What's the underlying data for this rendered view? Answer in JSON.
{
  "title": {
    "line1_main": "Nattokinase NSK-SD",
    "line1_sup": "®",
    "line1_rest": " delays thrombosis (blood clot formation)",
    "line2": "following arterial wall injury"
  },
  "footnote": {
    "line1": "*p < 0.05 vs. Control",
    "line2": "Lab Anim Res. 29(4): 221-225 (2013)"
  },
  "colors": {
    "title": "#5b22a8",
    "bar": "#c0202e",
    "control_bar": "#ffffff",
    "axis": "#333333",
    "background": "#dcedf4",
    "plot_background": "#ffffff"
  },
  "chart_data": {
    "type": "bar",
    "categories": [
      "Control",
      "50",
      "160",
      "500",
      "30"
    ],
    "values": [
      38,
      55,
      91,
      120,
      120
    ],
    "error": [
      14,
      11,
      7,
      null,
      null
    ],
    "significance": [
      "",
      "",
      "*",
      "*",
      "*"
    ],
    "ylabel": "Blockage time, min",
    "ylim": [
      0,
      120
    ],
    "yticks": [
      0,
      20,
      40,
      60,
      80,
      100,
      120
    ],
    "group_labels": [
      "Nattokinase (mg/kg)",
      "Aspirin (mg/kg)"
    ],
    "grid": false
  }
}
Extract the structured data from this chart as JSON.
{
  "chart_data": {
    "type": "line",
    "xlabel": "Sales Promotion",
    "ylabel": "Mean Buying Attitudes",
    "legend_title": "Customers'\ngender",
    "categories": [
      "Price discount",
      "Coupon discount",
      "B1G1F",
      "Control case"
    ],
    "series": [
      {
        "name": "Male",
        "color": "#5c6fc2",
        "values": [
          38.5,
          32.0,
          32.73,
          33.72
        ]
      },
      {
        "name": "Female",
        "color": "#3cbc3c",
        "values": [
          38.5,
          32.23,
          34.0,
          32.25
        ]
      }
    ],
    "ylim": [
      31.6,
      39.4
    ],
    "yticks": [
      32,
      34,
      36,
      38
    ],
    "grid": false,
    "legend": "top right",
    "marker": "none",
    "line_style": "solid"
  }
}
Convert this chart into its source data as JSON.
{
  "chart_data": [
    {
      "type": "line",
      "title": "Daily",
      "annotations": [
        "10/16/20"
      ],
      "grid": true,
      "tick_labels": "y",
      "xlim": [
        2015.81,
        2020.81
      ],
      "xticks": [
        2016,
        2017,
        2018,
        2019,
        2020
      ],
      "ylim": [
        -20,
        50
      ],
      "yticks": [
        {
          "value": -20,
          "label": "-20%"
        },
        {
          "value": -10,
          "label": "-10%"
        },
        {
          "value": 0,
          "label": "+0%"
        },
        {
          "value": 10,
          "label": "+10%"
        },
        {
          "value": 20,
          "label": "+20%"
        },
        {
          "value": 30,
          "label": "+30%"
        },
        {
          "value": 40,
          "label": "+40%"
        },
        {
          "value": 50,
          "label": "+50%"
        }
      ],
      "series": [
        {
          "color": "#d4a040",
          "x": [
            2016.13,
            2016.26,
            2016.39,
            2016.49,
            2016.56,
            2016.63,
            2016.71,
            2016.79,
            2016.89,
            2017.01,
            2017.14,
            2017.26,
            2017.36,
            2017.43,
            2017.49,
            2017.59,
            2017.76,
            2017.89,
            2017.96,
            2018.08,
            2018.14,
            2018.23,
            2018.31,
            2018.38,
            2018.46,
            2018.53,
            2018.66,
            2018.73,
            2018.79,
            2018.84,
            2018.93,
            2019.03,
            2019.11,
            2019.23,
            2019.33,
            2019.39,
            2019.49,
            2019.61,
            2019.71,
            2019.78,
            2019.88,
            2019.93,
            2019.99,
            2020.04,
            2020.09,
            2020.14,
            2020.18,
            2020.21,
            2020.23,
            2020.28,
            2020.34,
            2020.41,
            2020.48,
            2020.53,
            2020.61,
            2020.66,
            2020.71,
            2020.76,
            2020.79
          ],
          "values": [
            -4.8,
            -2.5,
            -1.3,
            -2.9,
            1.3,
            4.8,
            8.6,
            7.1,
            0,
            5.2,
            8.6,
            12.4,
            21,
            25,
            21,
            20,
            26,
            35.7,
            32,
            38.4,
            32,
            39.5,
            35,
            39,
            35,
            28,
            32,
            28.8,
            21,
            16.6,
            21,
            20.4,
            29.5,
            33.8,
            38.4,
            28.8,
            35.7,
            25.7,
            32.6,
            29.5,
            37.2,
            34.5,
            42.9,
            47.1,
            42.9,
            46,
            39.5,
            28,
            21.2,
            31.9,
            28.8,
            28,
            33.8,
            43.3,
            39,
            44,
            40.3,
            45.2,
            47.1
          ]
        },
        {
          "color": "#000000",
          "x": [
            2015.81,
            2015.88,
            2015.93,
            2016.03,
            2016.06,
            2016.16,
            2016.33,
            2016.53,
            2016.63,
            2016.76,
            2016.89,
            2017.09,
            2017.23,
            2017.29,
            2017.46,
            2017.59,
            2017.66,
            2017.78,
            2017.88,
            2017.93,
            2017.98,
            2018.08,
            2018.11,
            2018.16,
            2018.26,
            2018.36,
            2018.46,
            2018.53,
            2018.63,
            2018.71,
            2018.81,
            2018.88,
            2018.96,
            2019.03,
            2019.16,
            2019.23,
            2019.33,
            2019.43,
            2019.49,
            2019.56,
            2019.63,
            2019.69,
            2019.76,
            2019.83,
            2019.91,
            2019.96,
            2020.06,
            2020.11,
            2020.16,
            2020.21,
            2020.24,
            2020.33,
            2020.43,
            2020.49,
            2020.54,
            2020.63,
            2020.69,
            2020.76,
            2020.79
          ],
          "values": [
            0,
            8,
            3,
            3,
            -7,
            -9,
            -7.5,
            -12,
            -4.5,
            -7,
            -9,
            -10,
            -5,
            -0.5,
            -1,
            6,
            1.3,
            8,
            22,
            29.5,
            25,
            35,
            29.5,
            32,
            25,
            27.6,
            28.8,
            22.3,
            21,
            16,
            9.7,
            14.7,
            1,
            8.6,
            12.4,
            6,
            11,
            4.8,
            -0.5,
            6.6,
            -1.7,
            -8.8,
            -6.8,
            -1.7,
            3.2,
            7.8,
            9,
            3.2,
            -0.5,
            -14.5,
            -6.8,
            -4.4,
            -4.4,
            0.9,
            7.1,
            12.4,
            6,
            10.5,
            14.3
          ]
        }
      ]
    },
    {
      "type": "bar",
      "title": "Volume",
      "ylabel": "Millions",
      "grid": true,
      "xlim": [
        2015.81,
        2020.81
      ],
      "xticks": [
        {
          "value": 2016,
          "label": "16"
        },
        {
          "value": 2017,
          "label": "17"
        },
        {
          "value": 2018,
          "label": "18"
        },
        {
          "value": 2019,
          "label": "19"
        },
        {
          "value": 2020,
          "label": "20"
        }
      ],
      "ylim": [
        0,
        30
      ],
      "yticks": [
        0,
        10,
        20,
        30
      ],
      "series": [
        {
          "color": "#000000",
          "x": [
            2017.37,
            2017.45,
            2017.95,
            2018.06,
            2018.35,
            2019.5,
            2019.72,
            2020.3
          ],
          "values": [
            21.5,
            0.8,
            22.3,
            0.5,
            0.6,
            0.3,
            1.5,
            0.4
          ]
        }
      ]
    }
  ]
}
++++
● **Problem details**
Take every line containing the word "ffffff" and copy it.

● **Problem solution**
    "control_bar": "#ffffff",
    "plot_background": "#ffffff"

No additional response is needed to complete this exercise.